## MATERIAL PROVIDED
* * *
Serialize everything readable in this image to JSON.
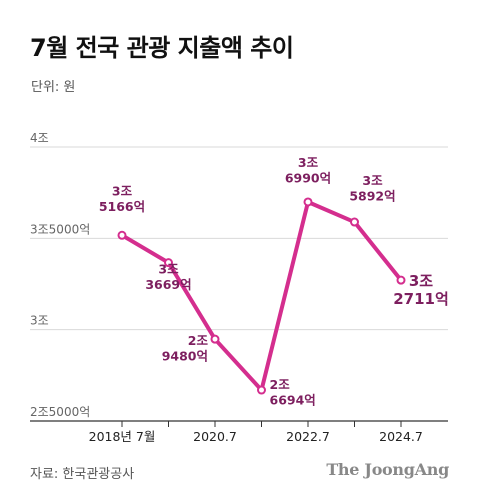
{
  "chart_data": {
    "type": "line",
    "title": "7월 전국 관광 지출액 추이",
    "unit_note": "단위: 원",
    "y_ticks": [
      {
        "value": 40000,
        "label": "4조"
      },
      {
        "value": 35000,
        "label": "3조5000억"
      },
      {
        "value": 30000,
        "label": "3조"
      },
      {
        "value": 25000,
        "label": "2조5000억"
      }
    ],
    "ylim": [
      25000,
      40000
    ],
    "y_unit": "억원",
    "x_tick_labels": [
      "2018년 7월",
      "2020.7",
      "2022.7",
      "2024.7"
    ],
    "series": [
      {
        "color": "#d42e8e",
        "points": [
          {
            "x": "2018.7",
            "y": 35166,
            "label_line1": "3조",
            "label_line2": "5166억"
          },
          {
            "x": "2019.7",
            "y": 33669,
            "label_line1": "3조",
            "label_line2": "3669억"
          },
          {
            "x": "2020.7",
            "y": 29480,
            "label_line1": "2조",
            "label_line2": "9480억"
          },
          {
            "x": "2021.7",
            "y": 26694,
            "label_line1": "2조",
            "label_line2": "6694억"
          },
          {
            "x": "2022.7",
            "y": 36990,
            "label_line1": "3조",
            "label_line2": "6990억"
          },
          {
            "x": "2023.7",
            "y": 35892,
            "label_line1": "3조",
            "label_line2": "5892억"
          },
          {
            "x": "2024.7",
            "y": 32711,
            "label_line1": "3조",
            "label_line2": "2711억"
          }
        ]
      }
    ],
    "grid": true
  },
  "footer": {
    "source": "자료: 한국관광공사",
    "brand": "The JoongAng"
  }
}
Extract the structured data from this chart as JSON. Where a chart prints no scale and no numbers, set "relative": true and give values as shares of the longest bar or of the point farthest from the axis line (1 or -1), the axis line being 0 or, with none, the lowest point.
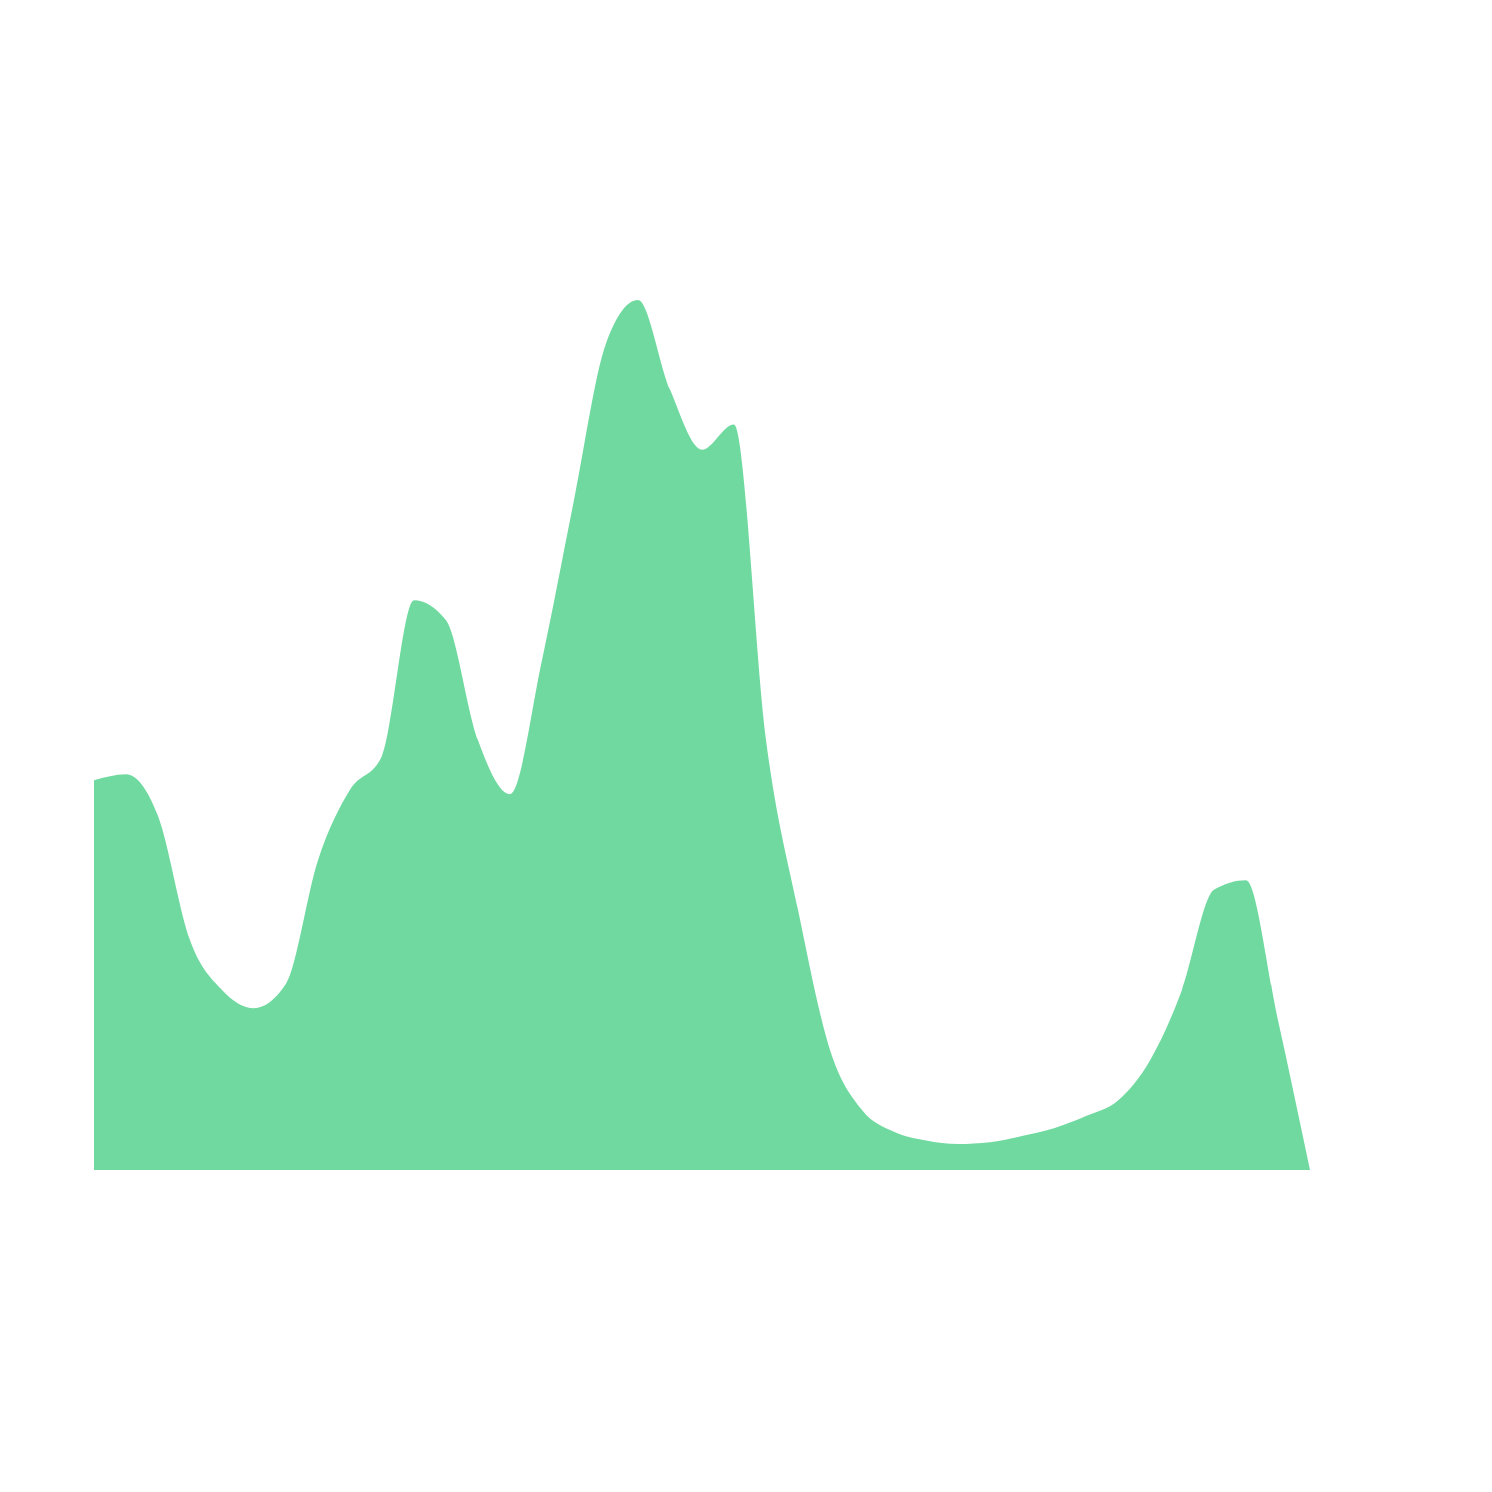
{
  "chart_data": {
    "type": "area",
    "relative": true,
    "color": "#5fd596",
    "categories": [
      null,
      null,
      null,
      null,
      null,
      null,
      null,
      null,
      null,
      null,
      null,
      null,
      null,
      null,
      null,
      null,
      null,
      null,
      null,
      null,
      null,
      null,
      null,
      null,
      null,
      null,
      null,
      null,
      null,
      null,
      null,
      null,
      null,
      null,
      null,
      null,
      null,
      null,
      null
    ],
    "values": [
      0.448,
      0.455,
      0.407,
      0.264,
      0.207,
      0.186,
      0.214,
      0.356,
      0.437,
      0.476,
      0.655,
      0.632,
      0.494,
      0.432,
      0.586,
      0.77,
      0.95,
      1,
      0.897,
      0.828,
      0.857,
      0.494,
      0.299,
      0.138,
      0.069,
      0.044,
      0.034,
      0.03,
      0.032,
      0.039,
      0.048,
      0.062,
      0.08,
      0.126,
      0.207,
      0.322,
      0.333,
      0.172,
      0
    ]
  }
}
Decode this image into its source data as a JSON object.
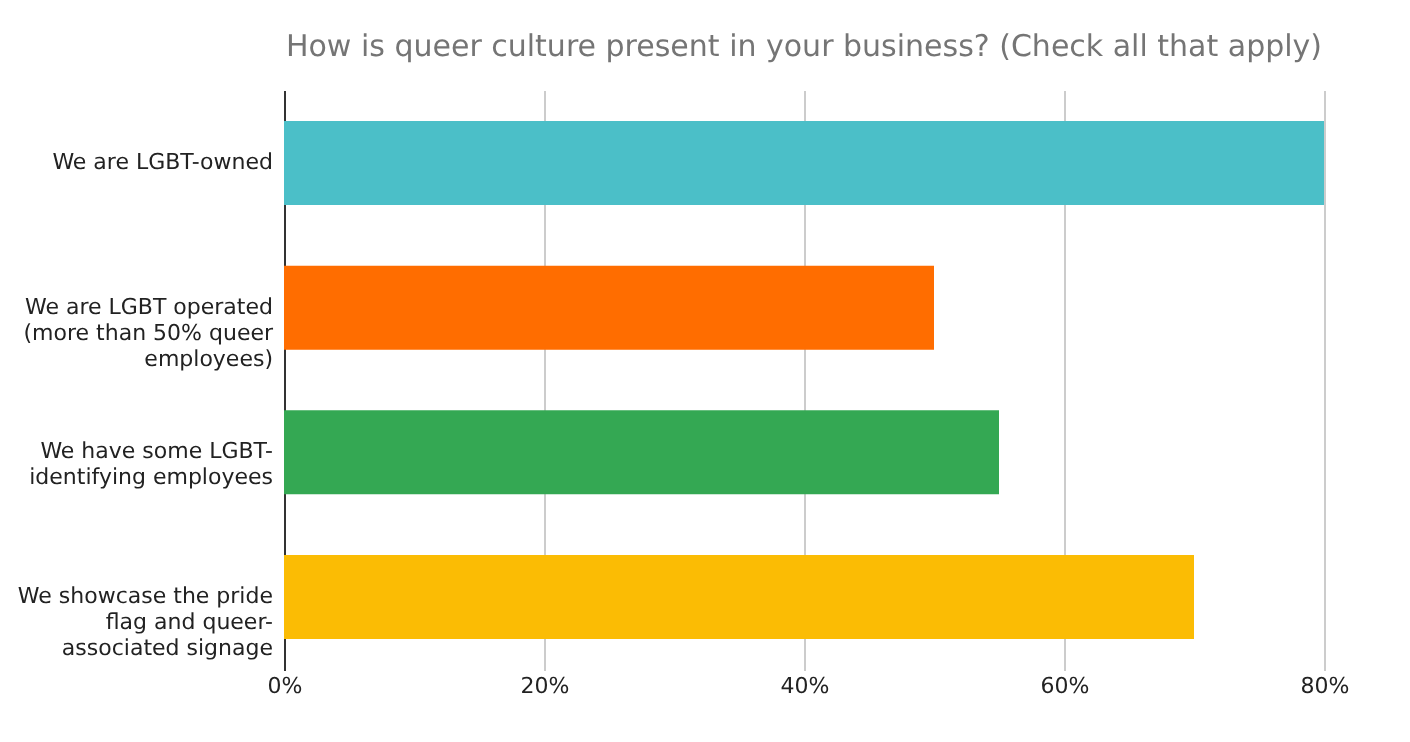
{
  "chart_data": {
    "type": "bar",
    "orientation": "horizontal",
    "title": "How is queer culture present in your business? (Check all that apply)",
    "categories": [
      "We are LGBT-owned",
      "We are LGBT operated\n(more than 50% queer\nemployees)",
      "We have some LGBT-\nidentifying employees",
      "We showcase the pride\nflag and queer-\nassociated signage"
    ],
    "values": [
      80,
      50,
      55,
      70
    ],
    "colors": [
      "#4bbfc8",
      "#ff6d00",
      "#34a853",
      "#fbbc04"
    ],
    "xlim": [
      0,
      80
    ],
    "xticks": [
      {
        "value": 0,
        "label": "0%"
      },
      {
        "value": 20,
        "label": "20%"
      },
      {
        "value": 40,
        "label": "40%"
      },
      {
        "value": 60,
        "label": "60%"
      },
      {
        "value": 80,
        "label": "80%"
      }
    ],
    "grid": "x"
  }
}
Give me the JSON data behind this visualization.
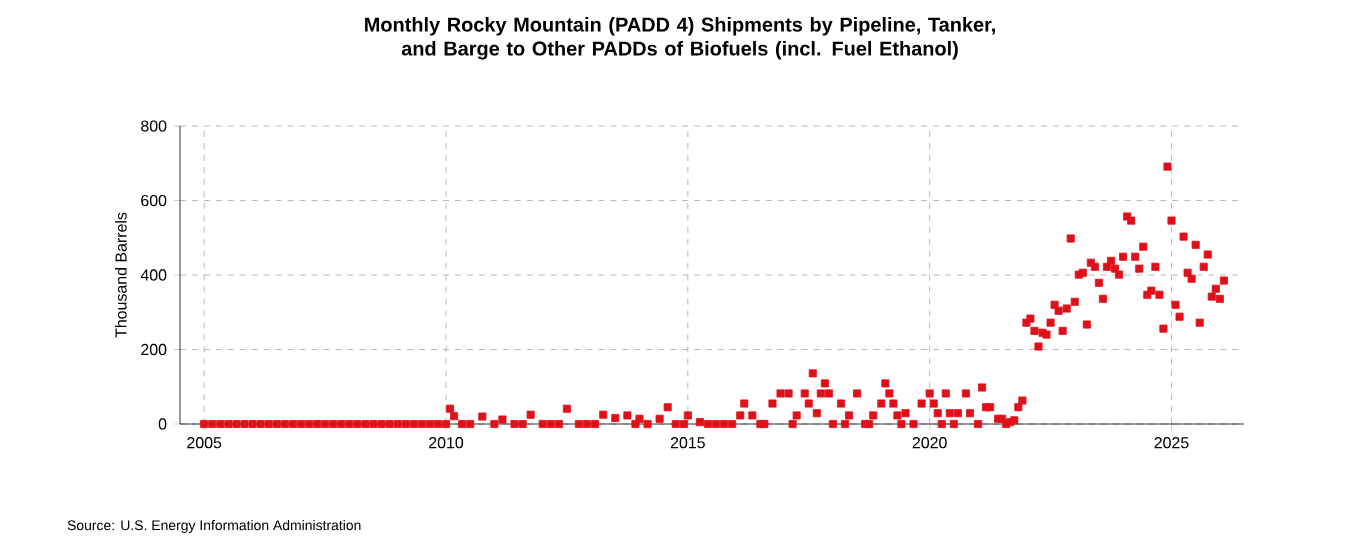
* * *
## TASK DIRECTIONS
Give the data again exactly as written, with all pictures left out.

## THE COMPLETED TASK
Serialize everything readable in this image to JSON.
{
  "chart_data": {
    "type": "line",
    "title": "7월 전국 관광 지출액 추이",
    "unit_note": "단위: 원",
    "y_ticks": [
      {
        "value": 40000,
        "label": "4조"
      },
      {
        "value": 35000,
        "label": "3조5000억"
      },
      {
        "value": 30000,
        "label": "3조"
      },
      {
        "value": 25000,
        "label": "2조5000억"
      }
    ],
    "ylim": [
      25000,
      40000
    ],
    "y_unit": "억원",
    "x_tick_labels": [
      "2018년 7월",
      "2020.7",
      "2022.7",
      "2024.7"
    ],
    "series": [
      {
        "color": "#d42e8e",
        "points": [
          {
            "x": "2018.7",
            "y": 35166,
            "label_line1": "3조",
            "label_line2": "5166억"
          },
          {
            "x": "2019.7",
            "y": 33669,
            "label_line1": "3조",
            "label_line2": "3669억"
          },
          {
            "x": "2020.7",
            "y": 29480,
            "label_line1": "2조",
            "label_line2": "9480억"
          },
          {
            "x": "2021.7",
            "y": 26694,
            "label_line1": "2조",
            "label_line2": "6694억"
          },
          {
            "x": "2022.7",
            "y": 36990,
            "label_line1": "3조",
            "label_line2": "6990억"
          },
          {
            "x": "2023.7",
            "y": 35892,
            "label_line1": "3조",
            "label_line2": "5892억"
          },
          {
            "x": "2024.7",
            "y": 32711,
            "label_line1": "3조",
            "label_line2": "2711억"
          }
        ]
      }
    ],
    "grid": true
  },
  "footer": {
    "source": "자료: 한국관광공사",
    "brand": "The JoongAng"
  }
}
Extract the structured data from this chart as JSON. Where a chart prints no scale and no numbers, set "relative": true and give values as shares of the longest bar or of the point farthest from the axis line (1 or -1), the axis line being 0 or, with none, the lowest point.
{
  "chart_data": {
    "type": "area",
    "relative": true,
    "color": "#5fd596",
    "categories": [
      null,
      null,
      null,
      null,
      null,
      null,
      null,
      null,
      null,
      null,
      null,
      null,
      null,
      null,
      null,
      null,
      null,
      null,
      null,
      null,
      null,
      null,
      null,
      null,
      null,
      null,
      null,
      null,
      null,
      null,
      null,
      null,
      null,
      null,
      null,
      null,
      null,
      null,
      null
    ],
    "values": [
      0.448,
      0.455,
      0.407,
      0.264,
      0.207,
      0.186,
      0.214,
      0.356,
      0.437,
      0.476,
      0.655,
      0.632,
      0.494,
      0.432,
      0.586,
      0.77,
      0.95,
      1,
      0.897,
      0.828,
      0.857,
      0.494,
      0.299,
      0.138,
      0.069,
      0.044,
      0.034,
      0.03,
      0.032,
      0.039,
      0.048,
      0.062,
      0.08,
      0.126,
      0.207,
      0.322,
      0.333,
      0.172,
      0
    ]
  }
}
Decode this image into its source data as a JSON object.
{
  "chart_data": {
    "type": "bar",
    "orientation": "horizontal",
    "title": "How is queer culture present in your business? (Check all that apply)",
    "categories": [
      "We are LGBT-owned",
      "We are LGBT operated\n(more than 50% queer\nemployees)",
      "We have some LGBT-\nidentifying employees",
      "We showcase the pride\nflag and queer-\nassociated signage"
    ],
    "values": [
      80,
      50,
      55,
      70
    ],
    "colors": [
      "#4bbfc8",
      "#ff6d00",
      "#34a853",
      "#fbbc04"
    ],
    "xlim": [
      0,
      80
    ],
    "xticks": [
      {
        "value": 0,
        "label": "0%"
      },
      {
        "value": 20,
        "label": "20%"
      },
      {
        "value": 40,
        "label": "40%"
      },
      {
        "value": 60,
        "label": "60%"
      },
      {
        "value": 80,
        "label": "80%"
      }
    ],
    "grid": "x"
  }
}
Give me the JSON data behind this visualization.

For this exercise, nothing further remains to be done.